[Start]
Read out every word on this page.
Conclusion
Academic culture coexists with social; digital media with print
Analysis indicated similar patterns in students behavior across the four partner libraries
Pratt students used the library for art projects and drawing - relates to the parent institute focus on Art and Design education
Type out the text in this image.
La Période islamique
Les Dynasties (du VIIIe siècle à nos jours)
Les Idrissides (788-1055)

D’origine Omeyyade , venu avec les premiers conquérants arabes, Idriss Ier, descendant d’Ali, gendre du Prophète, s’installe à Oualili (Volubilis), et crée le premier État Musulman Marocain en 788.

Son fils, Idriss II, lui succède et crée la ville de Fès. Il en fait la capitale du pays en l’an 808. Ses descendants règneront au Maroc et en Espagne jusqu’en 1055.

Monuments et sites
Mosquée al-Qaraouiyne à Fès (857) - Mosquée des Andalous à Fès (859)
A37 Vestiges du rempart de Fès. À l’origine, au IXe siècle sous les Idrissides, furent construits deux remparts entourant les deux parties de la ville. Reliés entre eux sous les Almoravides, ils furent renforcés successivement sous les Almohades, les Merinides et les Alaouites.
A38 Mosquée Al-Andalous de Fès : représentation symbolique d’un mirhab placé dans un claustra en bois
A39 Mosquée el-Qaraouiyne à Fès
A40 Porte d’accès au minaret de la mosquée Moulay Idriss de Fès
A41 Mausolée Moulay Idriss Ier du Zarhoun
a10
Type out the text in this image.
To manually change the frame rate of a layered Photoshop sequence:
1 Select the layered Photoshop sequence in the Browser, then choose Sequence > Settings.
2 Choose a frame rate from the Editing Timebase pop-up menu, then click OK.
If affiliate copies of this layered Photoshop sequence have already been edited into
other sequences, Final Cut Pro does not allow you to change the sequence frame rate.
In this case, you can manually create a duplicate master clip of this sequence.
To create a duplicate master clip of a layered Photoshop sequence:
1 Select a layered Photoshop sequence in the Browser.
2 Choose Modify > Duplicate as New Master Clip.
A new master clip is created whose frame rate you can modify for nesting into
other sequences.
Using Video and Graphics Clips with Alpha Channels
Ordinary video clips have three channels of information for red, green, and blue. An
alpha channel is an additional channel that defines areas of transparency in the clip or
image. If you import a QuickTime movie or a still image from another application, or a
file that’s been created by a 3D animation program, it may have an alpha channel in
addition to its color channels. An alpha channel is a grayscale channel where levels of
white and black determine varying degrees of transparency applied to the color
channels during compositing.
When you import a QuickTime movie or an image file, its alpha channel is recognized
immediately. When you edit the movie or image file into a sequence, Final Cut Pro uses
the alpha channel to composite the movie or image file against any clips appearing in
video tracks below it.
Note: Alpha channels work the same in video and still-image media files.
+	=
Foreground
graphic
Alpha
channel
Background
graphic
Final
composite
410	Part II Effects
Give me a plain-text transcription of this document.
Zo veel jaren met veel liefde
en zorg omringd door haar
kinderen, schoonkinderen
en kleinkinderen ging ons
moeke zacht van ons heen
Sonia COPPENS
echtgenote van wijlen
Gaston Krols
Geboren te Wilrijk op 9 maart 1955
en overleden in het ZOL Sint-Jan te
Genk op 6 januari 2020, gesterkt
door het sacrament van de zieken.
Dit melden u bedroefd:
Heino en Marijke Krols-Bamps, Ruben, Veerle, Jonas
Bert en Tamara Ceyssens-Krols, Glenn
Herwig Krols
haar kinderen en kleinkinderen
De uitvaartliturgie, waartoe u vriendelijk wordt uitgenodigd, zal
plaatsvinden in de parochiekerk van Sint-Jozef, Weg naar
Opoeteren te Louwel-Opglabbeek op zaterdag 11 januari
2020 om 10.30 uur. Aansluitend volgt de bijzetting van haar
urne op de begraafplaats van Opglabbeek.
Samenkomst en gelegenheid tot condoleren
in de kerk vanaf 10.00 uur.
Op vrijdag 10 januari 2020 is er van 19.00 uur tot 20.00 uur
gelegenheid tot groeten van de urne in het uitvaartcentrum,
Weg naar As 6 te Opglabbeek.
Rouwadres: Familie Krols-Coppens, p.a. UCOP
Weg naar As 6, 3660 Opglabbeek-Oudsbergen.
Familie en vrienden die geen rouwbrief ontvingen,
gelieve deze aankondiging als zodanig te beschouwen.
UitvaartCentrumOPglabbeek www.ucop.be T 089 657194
[End]
EXERCISE PROMPT: Your task is to repeat the data exactly, with nothing left out.

SOLVED EXERCISE:
Read out every word on this page.
Conclusion
Academic culture coexists with social; digital media with print
Analysis indicated similar patterns in students behavior across the four partner libraries
Pratt students used the library for art projects and drawing - relates to the parent institute focus on Art and Design education
Type out the text in this image.
La Période islamique
Les Dynasties (du VIIIe siècle à nos jours)
Les Idrissides (788-1055)

D’origine Omeyyade , venu avec les premiers conquérants arabes, Idriss Ier, descendant d’Ali, gendre du Prophète, s’installe à Oualili (Volubilis), et crée le premier État Musulman Marocain en 788.

Son fils, Idriss II, lui succède et crée la ville de Fès. Il en fait la capitale du pays en l’an 808. Ses descendants règneront au Maroc et en Espagne jusqu’en 1055.

Monuments et sites
Mosquée al-Qaraouiyne à Fès (857) - Mosquée des Andalous à Fès (859)
A37 Vestiges du rempart de Fès. À l’origine, au IXe siècle sous les Idrissides, furent construits deux remparts entourant les deux parties de la ville. Reliés entre eux sous les Almoravides, ils furent renforcés successivement sous les Almohades, les Merinides et les Alaouites.
A38 Mosquée Al-Andalous de Fès : représentation symbolique d’un mirhab placé dans un claustra en bois
A39 Mosquée el-Qaraouiyne à Fès
A40 Porte d’accès au minaret de la mosquée Moulay Idriss de Fès
A41 Mausolée Moulay Idriss Ier du Zarhoun
a10
Type out the text in this image.
To manually change the frame rate of a layered Photoshop sequence:
1 Select the layered Photoshop sequence in the Browser, then choose Sequence > Settings.
2 Choose a frame rate from the Editing Timebase pop-up menu, then click OK.
If affiliate copies of this layered Photoshop sequence have already been edited into
other sequences, Final Cut Pro does not allow you to change the sequence frame rate.
In this case, you can manually create a duplicate master clip of this sequence.
To create a duplicate master clip of a layered Photoshop sequence:
1 Select a layered Photoshop sequence in the Browser.
2 Choose Modify > Duplicate as New Master Clip.
A new master clip is created whose frame rate you can modify for nesting into
other sequences.
Using Video and Graphics Clips with Alpha Channels
Ordinary video clips have three channels of information for red, green, and blue. An
alpha channel is an additional channel that defines areas of transparency in the clip or
image. If you import a QuickTime movie or a still image from another application, or a
file that’s been created by a 3D animation program, it may have an alpha channel in
addition to its color channels. An alpha channel is a grayscale channel where levels of
white and black determine varying degrees of transparency applied to the color
channels during compositing.
When you import a QuickTime movie or an image file, its alpha channel is recognized
immediately. When you edit the movie or image file into a sequence, Final Cut Pro uses
the alpha channel to composite the movie or image file against any clips appearing in
video tracks below it.
Note: Alpha channels work the same in video and still-image media files.
+	=
Foreground
graphic
Alpha
channel
Background
graphic
Final
composite
410	Part II Effects
Give me a plain-text transcription of this document.
Zo veel jaren met veel liefde
en zorg omringd door haar
kinderen, schoonkinderen
en kleinkinderen ging ons
moeke zacht van ons heen
Sonia COPPENS
echtgenote van wijlen
Gaston Krols
Geboren te Wilrijk op 9 maart 1955
en overleden in het ZOL Sint-Jan te
Genk op 6 januari 2020, gesterkt
door het sacrament van de zieken.
Dit melden u bedroefd:
Heino en Marijke Krols-Bamps, Ruben, Veerle, Jonas
Bert en Tamara Ceyssens-Krols, Glenn
Herwig Krols
haar kinderen en kleinkinderen
De uitvaartliturgie, waartoe u vriendelijk wordt uitgenodigd, zal
plaatsvinden in de parochiekerk van Sint-Jozef, Weg naar
Opoeteren te Louwel-Opglabbeek op zaterdag 11 januari
2020 om 10.30 uur. Aansluitend volgt de bijzetting van haar
urne op de begraafplaats van Opglabbeek.
Samenkomst en gelegenheid tot condoleren
in de kerk vanaf 10.00 uur.
Op vrijdag 10 januari 2020 is er van 19.00 uur tot 20.00 uur
gelegenheid tot groeten van de urne in het uitvaartcentrum,
Weg naar As 6 te Opglabbeek.
Rouwadres: Familie Krols-Coppens, p.a. UCOP
Weg naar As 6, 3660 Opglabbeek-Oudsbergen.
Familie en vrienden die geen rouwbrief ontvingen,
gelieve deze aankondiging als zodanig te beschouwen.
UitvaartCentrumOPglabbeek www.ucop.be T 089 657194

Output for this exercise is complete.